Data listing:
--- START ---

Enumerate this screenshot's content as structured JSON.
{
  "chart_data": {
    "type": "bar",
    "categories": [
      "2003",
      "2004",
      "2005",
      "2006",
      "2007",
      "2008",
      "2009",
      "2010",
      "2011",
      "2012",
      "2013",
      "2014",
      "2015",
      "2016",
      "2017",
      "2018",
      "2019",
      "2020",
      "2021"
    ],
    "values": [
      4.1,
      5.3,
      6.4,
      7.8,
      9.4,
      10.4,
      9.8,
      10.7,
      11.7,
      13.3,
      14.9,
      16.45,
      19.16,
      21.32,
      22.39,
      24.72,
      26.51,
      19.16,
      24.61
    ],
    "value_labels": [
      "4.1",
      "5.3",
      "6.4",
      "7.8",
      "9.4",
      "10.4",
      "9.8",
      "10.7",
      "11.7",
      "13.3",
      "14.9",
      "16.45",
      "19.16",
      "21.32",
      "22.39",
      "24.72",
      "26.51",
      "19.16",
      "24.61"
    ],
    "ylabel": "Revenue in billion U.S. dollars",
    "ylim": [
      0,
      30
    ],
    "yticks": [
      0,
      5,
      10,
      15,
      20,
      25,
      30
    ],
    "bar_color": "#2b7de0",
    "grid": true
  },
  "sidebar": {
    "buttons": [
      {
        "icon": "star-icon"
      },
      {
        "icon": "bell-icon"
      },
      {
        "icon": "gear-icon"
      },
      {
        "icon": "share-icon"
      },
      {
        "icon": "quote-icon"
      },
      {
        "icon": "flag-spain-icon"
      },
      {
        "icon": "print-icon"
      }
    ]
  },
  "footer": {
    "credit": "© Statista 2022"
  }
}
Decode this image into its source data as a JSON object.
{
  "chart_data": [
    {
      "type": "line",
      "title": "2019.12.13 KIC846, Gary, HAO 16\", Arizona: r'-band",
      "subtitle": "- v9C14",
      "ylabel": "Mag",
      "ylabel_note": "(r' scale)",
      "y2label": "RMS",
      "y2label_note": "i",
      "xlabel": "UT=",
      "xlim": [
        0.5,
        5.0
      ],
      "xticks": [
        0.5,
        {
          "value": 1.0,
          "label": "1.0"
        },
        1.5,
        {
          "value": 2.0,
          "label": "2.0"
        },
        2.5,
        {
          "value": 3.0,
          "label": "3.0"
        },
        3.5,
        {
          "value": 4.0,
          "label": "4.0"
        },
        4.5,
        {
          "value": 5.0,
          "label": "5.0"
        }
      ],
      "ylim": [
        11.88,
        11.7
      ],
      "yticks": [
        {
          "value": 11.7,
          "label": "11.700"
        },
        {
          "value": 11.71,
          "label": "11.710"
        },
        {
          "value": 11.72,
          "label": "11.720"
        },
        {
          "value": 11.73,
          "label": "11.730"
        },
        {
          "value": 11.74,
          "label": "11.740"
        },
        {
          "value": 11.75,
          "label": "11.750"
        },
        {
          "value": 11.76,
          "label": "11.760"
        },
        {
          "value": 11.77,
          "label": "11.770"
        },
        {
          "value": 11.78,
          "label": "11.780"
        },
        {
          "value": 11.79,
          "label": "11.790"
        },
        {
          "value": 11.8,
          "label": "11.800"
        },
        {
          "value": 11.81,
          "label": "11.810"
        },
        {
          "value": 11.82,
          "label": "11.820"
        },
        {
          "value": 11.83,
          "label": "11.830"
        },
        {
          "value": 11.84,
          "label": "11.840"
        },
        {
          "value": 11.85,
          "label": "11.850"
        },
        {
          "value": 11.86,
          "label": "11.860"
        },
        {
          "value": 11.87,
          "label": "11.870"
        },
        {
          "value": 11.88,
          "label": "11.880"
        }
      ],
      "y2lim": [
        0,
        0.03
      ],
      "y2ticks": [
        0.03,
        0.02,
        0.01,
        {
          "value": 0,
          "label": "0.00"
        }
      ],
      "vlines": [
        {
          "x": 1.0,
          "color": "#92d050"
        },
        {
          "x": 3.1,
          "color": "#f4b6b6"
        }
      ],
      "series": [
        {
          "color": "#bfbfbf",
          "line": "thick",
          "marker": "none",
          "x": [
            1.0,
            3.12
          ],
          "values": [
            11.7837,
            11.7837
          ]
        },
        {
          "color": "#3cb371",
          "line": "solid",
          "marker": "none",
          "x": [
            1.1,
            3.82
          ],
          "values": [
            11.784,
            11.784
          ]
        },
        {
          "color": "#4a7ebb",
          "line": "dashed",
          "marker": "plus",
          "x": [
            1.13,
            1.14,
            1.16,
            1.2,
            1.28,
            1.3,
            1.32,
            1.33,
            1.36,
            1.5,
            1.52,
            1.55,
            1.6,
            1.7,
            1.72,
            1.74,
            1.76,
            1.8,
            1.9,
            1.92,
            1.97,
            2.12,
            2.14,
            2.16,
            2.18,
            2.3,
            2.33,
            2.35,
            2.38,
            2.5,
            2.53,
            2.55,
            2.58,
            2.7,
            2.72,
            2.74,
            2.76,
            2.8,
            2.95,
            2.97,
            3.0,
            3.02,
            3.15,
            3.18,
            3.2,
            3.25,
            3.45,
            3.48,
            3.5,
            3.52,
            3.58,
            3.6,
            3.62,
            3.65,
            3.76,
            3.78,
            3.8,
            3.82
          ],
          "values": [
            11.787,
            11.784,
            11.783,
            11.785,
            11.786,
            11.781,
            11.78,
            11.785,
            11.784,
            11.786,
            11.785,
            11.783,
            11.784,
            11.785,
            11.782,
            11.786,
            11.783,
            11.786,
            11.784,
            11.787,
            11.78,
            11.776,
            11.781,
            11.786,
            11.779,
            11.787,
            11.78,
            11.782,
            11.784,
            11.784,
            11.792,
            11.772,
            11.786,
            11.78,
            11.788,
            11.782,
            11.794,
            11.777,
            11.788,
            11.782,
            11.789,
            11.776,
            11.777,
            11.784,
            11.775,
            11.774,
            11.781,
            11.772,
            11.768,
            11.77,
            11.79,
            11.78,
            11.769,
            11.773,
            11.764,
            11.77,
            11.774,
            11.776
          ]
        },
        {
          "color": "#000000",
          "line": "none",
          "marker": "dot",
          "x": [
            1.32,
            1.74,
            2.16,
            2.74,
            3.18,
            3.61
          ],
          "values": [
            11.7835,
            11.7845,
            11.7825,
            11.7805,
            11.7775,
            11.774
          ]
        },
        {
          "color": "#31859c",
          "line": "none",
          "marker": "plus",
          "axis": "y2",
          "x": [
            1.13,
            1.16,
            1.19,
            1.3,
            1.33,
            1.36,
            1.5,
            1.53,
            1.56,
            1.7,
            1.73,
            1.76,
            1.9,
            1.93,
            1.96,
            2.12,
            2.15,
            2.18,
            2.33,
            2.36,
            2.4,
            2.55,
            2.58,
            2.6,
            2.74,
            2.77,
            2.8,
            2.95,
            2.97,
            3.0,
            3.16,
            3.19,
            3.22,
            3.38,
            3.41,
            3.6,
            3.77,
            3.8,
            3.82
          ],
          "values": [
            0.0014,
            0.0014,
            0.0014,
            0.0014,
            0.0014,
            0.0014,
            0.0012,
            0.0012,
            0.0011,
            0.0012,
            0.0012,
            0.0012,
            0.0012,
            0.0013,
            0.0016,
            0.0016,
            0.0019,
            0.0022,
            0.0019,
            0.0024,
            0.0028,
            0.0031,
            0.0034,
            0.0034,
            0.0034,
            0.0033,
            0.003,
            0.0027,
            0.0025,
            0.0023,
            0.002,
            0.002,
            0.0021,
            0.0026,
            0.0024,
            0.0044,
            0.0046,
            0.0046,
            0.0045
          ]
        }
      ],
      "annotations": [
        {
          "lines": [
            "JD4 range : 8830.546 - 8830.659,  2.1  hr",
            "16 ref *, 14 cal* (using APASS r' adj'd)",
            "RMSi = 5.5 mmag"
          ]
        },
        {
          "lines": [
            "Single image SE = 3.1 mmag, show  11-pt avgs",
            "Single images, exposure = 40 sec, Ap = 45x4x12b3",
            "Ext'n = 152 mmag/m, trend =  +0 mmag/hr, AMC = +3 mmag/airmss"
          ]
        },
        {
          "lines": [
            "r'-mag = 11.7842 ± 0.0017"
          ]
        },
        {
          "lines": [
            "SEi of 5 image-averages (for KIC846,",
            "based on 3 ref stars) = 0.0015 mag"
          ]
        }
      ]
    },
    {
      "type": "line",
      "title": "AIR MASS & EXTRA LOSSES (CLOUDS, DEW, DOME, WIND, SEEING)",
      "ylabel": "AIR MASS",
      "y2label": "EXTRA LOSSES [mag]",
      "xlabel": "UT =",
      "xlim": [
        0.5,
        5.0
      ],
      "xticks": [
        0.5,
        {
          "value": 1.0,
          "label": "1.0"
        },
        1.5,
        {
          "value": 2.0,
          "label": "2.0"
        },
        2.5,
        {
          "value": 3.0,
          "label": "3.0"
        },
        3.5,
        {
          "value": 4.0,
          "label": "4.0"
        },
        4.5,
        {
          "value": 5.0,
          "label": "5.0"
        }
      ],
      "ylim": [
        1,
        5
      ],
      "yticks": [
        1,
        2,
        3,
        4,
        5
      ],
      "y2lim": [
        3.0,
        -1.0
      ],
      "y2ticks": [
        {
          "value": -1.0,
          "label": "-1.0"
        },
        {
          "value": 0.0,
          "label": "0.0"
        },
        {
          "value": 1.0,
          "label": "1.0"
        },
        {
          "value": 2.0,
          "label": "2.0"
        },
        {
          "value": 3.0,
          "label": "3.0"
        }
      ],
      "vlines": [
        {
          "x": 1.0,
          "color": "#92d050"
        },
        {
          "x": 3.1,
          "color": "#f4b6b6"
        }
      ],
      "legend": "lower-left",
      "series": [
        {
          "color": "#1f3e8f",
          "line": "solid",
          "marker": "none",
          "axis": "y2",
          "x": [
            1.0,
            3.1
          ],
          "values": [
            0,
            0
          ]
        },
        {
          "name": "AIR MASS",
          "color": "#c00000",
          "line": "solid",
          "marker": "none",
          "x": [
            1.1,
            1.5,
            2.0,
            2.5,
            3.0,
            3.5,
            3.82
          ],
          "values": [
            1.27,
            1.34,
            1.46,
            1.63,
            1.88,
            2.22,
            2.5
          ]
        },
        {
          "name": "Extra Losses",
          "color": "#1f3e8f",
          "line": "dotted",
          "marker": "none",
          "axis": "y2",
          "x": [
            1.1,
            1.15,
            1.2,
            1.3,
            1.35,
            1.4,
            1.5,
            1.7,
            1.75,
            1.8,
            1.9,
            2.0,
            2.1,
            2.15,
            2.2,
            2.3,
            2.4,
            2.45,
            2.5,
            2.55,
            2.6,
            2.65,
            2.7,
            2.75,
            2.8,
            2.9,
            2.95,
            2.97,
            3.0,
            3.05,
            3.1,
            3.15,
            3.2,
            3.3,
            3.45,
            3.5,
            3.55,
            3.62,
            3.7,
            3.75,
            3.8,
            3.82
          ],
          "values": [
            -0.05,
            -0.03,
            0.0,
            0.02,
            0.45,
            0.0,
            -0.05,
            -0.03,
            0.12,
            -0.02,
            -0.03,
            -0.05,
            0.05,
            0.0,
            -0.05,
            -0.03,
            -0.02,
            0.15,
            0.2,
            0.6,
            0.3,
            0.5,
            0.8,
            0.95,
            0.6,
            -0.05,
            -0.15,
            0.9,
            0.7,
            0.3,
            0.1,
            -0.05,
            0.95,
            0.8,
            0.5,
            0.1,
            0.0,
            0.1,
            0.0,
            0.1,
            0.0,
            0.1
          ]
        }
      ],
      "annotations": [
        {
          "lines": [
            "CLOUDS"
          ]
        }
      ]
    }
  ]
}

--- END ---

__SET PROBLEM__:
Take every line containing the word "MASS" and copy it.

__IN RESPONSE__:
      "title": "AIR MASS & EXTRA LOSSES (CLOUDS, DEW, DOME, WIND, SEEING)",
      "ylabel": "AIR MASS",
          "name": "AIR MASS",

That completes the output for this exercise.